**Exercise details**
Check each line of the material below, and copy it if it holds the string "TBAOH".

Collected data entries:
"""
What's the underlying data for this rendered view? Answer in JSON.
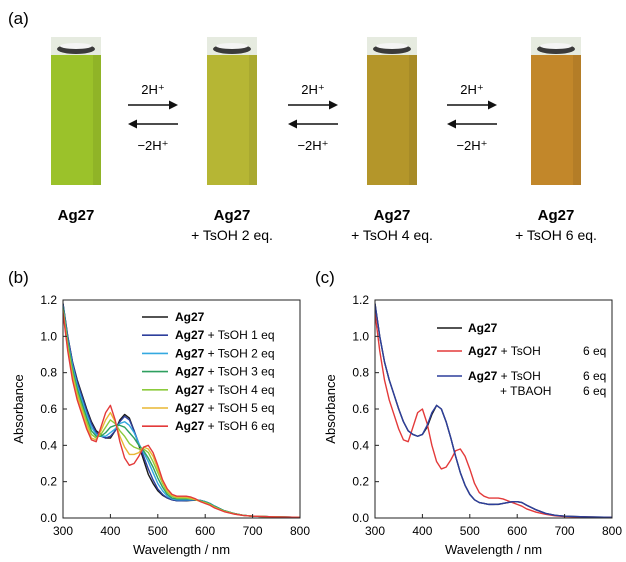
{
  "panel_labels": {
    "a": "(a)",
    "b": "(b)",
    "c": "(c)"
  },
  "panel_a": {
    "samples": [
      {
        "name": "Ag27",
        "suffix": "",
        "color": "#9bc22a"
      },
      {
        "name": "Ag27",
        "suffix": "+ TsOH 2 eq.",
        "color": "#b6b634"
      },
      {
        "name": "Ag27",
        "suffix": "+ TsOH 4 eq.",
        "color": "#b4962a"
      },
      {
        "name": "Ag27",
        "suffix": "+ TsOH 6 eq.",
        "color": "#c2872a"
      }
    ],
    "arrows": [
      {
        "forward": "2H⁺",
        "backward": "−2H⁺"
      },
      {
        "forward": "2H⁺",
        "backward": "−2H⁺"
      },
      {
        "forward": "2H⁺",
        "backward": "−2H⁺"
      }
    ]
  },
  "chart_data": [
    {
      "type": "line",
      "panel": "(b)",
      "xlabel": "Wavelength / nm",
      "ylabel": "Absorbance",
      "xlim": [
        300,
        800
      ],
      "ylim": [
        0,
        1.2
      ],
      "xticks": [
        300,
        400,
        500,
        600,
        700,
        800
      ],
      "yticks": [
        0,
        0.2,
        0.4,
        0.6,
        0.8,
        1.0,
        1.2
      ],
      "grid": false,
      "legend": "top-right",
      "x": [
        300,
        310,
        320,
        330,
        340,
        350,
        360,
        370,
        380,
        390,
        400,
        410,
        420,
        430,
        440,
        450,
        460,
        470,
        480,
        490,
        500,
        510,
        520,
        530,
        540,
        550,
        560,
        570,
        580,
        590,
        600,
        610,
        620,
        640,
        660,
        680,
        700,
        750,
        800
      ],
      "series": [
        {
          "name": "Ag27",
          "name_bold": "Ag27",
          "name_rest": "",
          "color": "#1a1a1a",
          "values": [
            1.18,
            1.0,
            0.86,
            0.76,
            0.68,
            0.6,
            0.53,
            0.48,
            0.46,
            0.44,
            0.44,
            0.48,
            0.54,
            0.57,
            0.55,
            0.48,
            0.4,
            0.32,
            0.24,
            0.19,
            0.15,
            0.125,
            0.11,
            0.1,
            0.095,
            0.095,
            0.095,
            0.097,
            0.098,
            0.097,
            0.09,
            0.08,
            0.065,
            0.04,
            0.025,
            0.015,
            0.01,
            0.006,
            0.004
          ]
        },
        {
          "name": "Ag27 + TsOH 1 eq",
          "name_bold": "Ag27",
          "name_rest": " + TsOH 1 eq",
          "color": "#2d3f9c",
          "values": [
            1.18,
            1.0,
            0.86,
            0.75,
            0.67,
            0.59,
            0.52,
            0.47,
            0.45,
            0.44,
            0.45,
            0.48,
            0.53,
            0.56,
            0.54,
            0.48,
            0.41,
            0.34,
            0.27,
            0.21,
            0.16,
            0.13,
            0.11,
            0.1,
            0.095,
            0.095,
            0.096,
            0.098,
            0.099,
            0.097,
            0.09,
            0.08,
            0.065,
            0.04,
            0.025,
            0.015,
            0.01,
            0.006,
            0.004
          ]
        },
        {
          "name": "Ag27 + TsOH 2 eq",
          "name_bold": "Ag27",
          "name_rest": " + TsOH 2 eq",
          "color": "#34a9e0",
          "values": [
            1.17,
            0.98,
            0.84,
            0.73,
            0.65,
            0.57,
            0.5,
            0.46,
            0.45,
            0.45,
            0.47,
            0.49,
            0.52,
            0.53,
            0.51,
            0.47,
            0.41,
            0.36,
            0.31,
            0.25,
            0.19,
            0.15,
            0.12,
            0.105,
            0.1,
            0.1,
            0.1,
            0.1,
            0.1,
            0.097,
            0.09,
            0.08,
            0.065,
            0.04,
            0.025,
            0.015,
            0.01,
            0.006,
            0.004
          ]
        },
        {
          "name": "Ag27 + TsOH 3 eq",
          "name_bold": "Ag27",
          "name_rest": " + TsOH 3 eq",
          "color": "#2e9f5f",
          "values": [
            1.16,
            0.97,
            0.82,
            0.71,
            0.63,
            0.55,
            0.48,
            0.45,
            0.45,
            0.47,
            0.5,
            0.51,
            0.51,
            0.5,
            0.47,
            0.44,
            0.4,
            0.37,
            0.33,
            0.28,
            0.22,
            0.17,
            0.13,
            0.11,
            0.105,
            0.105,
            0.105,
            0.105,
            0.1,
            0.095,
            0.088,
            0.078,
            0.063,
            0.04,
            0.025,
            0.015,
            0.01,
            0.006,
            0.004
          ]
        },
        {
          "name": "Ag27 + TsOH 4 eq",
          "name_bold": "Ag27",
          "name_rest": " + TsOH 4 eq",
          "color": "#8ccb3c",
          "values": [
            1.15,
            0.95,
            0.8,
            0.69,
            0.61,
            0.53,
            0.46,
            0.44,
            0.46,
            0.5,
            0.54,
            0.52,
            0.48,
            0.45,
            0.41,
            0.39,
            0.38,
            0.38,
            0.36,
            0.31,
            0.25,
            0.19,
            0.14,
            0.12,
            0.11,
            0.11,
            0.11,
            0.105,
            0.1,
            0.093,
            0.085,
            0.075,
            0.06,
            0.038,
            0.024,
            0.015,
            0.01,
            0.006,
            0.004
          ]
        },
        {
          "name": "Ag27 + TsOH 5 eq",
          "name_bold": "Ag27",
          "name_rest": " + TsOH 5 eq",
          "color": "#e9b733",
          "values": [
            1.14,
            0.93,
            0.78,
            0.67,
            0.59,
            0.51,
            0.44,
            0.43,
            0.48,
            0.54,
            0.58,
            0.53,
            0.45,
            0.39,
            0.35,
            0.35,
            0.36,
            0.39,
            0.38,
            0.34,
            0.27,
            0.2,
            0.15,
            0.125,
            0.115,
            0.115,
            0.115,
            0.11,
            0.1,
            0.09,
            0.082,
            0.072,
            0.058,
            0.036,
            0.023,
            0.014,
            0.01,
            0.006,
            0.004
          ]
        },
        {
          "name": "Ag27 + TsOH 6 eq",
          "name_bold": "Ag27",
          "name_rest": " + TsOH 6 eq",
          "color": "#e33a3a",
          "values": [
            1.13,
            0.92,
            0.76,
            0.65,
            0.57,
            0.49,
            0.43,
            0.42,
            0.5,
            0.58,
            0.62,
            0.54,
            0.42,
            0.33,
            0.29,
            0.3,
            0.34,
            0.39,
            0.4,
            0.36,
            0.29,
            0.21,
            0.16,
            0.13,
            0.12,
            0.12,
            0.12,
            0.115,
            0.105,
            0.09,
            0.08,
            0.07,
            0.055,
            0.035,
            0.022,
            0.014,
            0.01,
            0.006,
            0.004
          ]
        }
      ]
    },
    {
      "type": "line",
      "panel": "(c)",
      "xlabel": "Wavelength / nm",
      "ylabel": "Absorbance",
      "xlim": [
        300,
        800
      ],
      "ylim": [
        0,
        1.2
      ],
      "xticks": [
        300,
        400,
        500,
        600,
        700,
        800
      ],
      "yticks": [
        0,
        0.2,
        0.4,
        0.6,
        0.8,
        1.0,
        1.2
      ],
      "grid": false,
      "legend": "top-right",
      "x": [
        300,
        310,
        320,
        330,
        340,
        350,
        360,
        370,
        380,
        390,
        400,
        410,
        420,
        430,
        440,
        450,
        460,
        470,
        480,
        490,
        500,
        510,
        520,
        530,
        540,
        550,
        560,
        570,
        580,
        590,
        600,
        610,
        620,
        640,
        660,
        680,
        700,
        750,
        800
      ],
      "series": [
        {
          "name": "Ag27",
          "label_lines": [
            {
              "bold": "Ag27",
              "rest": "",
              "qty": ""
            }
          ],
          "color": "#1a1a1a",
          "values": [
            1.18,
            1.0,
            0.86,
            0.76,
            0.68,
            0.6,
            0.53,
            0.48,
            0.46,
            0.45,
            0.46,
            0.5,
            0.57,
            0.62,
            0.6,
            0.53,
            0.44,
            0.34,
            0.25,
            0.18,
            0.13,
            0.1,
            0.085,
            0.08,
            0.075,
            0.075,
            0.075,
            0.08,
            0.085,
            0.09,
            0.09,
            0.085,
            0.07,
            0.045,
            0.025,
            0.015,
            0.01,
            0.006,
            0.004
          ]
        },
        {
          "name": "Ag27 + TsOH 6 eq",
          "label_lines": [
            {
              "bold": "Ag27",
              "rest": " + TsOH",
              "qty": "6 eq"
            }
          ],
          "color": "#e33a3a",
          "values": [
            1.13,
            0.92,
            0.76,
            0.65,
            0.57,
            0.49,
            0.43,
            0.42,
            0.5,
            0.58,
            0.6,
            0.52,
            0.4,
            0.31,
            0.27,
            0.28,
            0.32,
            0.37,
            0.38,
            0.34,
            0.27,
            0.19,
            0.14,
            0.12,
            0.11,
            0.11,
            0.11,
            0.105,
            0.095,
            0.085,
            0.075,
            0.065,
            0.05,
            0.032,
            0.02,
            0.012,
            0.008,
            0.005,
            0.003
          ]
        },
        {
          "name": "Ag27 + TsOH 6 eq + TBAOH 6 eq",
          "label_lines": [
            {
              "bold": "Ag27",
              "rest": " + TsOH",
              "qty": "6 eq"
            },
            {
              "bold": "",
              "rest": "+ TBAOH",
              "qty": "6 eq"
            }
          ],
          "color": "#2d3f9c",
          "values": [
            1.18,
            1.0,
            0.86,
            0.76,
            0.68,
            0.6,
            0.53,
            0.48,
            0.46,
            0.45,
            0.46,
            0.51,
            0.58,
            0.62,
            0.6,
            0.53,
            0.44,
            0.34,
            0.25,
            0.18,
            0.13,
            0.1,
            0.085,
            0.08,
            0.075,
            0.075,
            0.076,
            0.08,
            0.085,
            0.09,
            0.09,
            0.085,
            0.07,
            0.045,
            0.025,
            0.015,
            0.01,
            0.006,
            0.004
          ]
        }
      ]
    }
  ]
}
"""
**Finished task**
          "name": "Ag27 + TsOH 6 eq + TBAOH 6 eq",
              "rest": "+ TBAOH",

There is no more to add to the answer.